| Given instruction |
The entries below contain pictures. Retype everything except those pictures, exactly as given.

| Listing |
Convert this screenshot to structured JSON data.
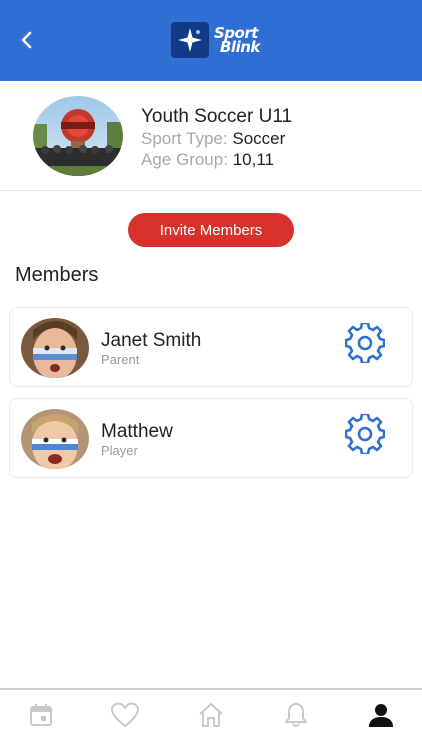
{
  "header": {
    "back_icon": "chevron-left-icon",
    "logo_line1": "Sport",
    "logo_line2": "Blink",
    "color": "#2f6fd3"
  },
  "team": {
    "name": "Youth Soccer U11",
    "sport_type_label": "Sport Type:",
    "sport_type_value": "Soccer",
    "age_group_label": "Age Group:",
    "age_group_value": "10,11"
  },
  "invite_button": {
    "label": "Invite Members",
    "color": "#d6312c"
  },
  "members": {
    "title": "Members",
    "items": [
      {
        "name": "Janet Smith",
        "role": "Parent",
        "action_icon": "gear-icon"
      },
      {
        "name": "Matthew",
        "role": "Player",
        "action_icon": "gear-icon"
      }
    ]
  },
  "tabbar": {
    "items": [
      {
        "icon": "calendar-icon",
        "active": false
      },
      {
        "icon": "heart-icon",
        "active": false
      },
      {
        "icon": "home-icon",
        "active": false
      },
      {
        "icon": "bell-icon",
        "active": false
      },
      {
        "icon": "profile-icon",
        "active": true
      }
    ]
  }
}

| The response |
Convert this screenshot to structured JSON data.
{
  "header": {
    "back_icon": "chevron-left-icon",
    "logo_line1": "Sport",
    "logo_line2": "Blink",
    "color": "#2f6fd3"
  },
  "team": {
    "name": "Youth Soccer U11",
    "sport_type_label": "Sport Type:",
    "sport_type_value": "Soccer",
    "age_group_label": "Age Group:",
    "age_group_value": "10,11"
  },
  "invite_button": {
    "label": "Invite Members",
    "color": "#d6312c"
  },
  "members": {
    "title": "Members",
    "items": [
      {
        "name": "Janet Smith",
        "role": "Parent",
        "action_icon": "gear-icon"
      },
      {
        "name": "Matthew",
        "role": "Player",
        "action_icon": "gear-icon"
      }
    ]
  },
  "tabbar": {
    "items": [
      {
        "icon": "calendar-icon",
        "active": false
      },
      {
        "icon": "heart-icon",
        "active": false
      },
      {
        "icon": "home-icon",
        "active": false
      },
      {
        "icon": "bell-icon",
        "active": false
      },
      {
        "icon": "profile-icon",
        "active": true
      }
    ]
  }
}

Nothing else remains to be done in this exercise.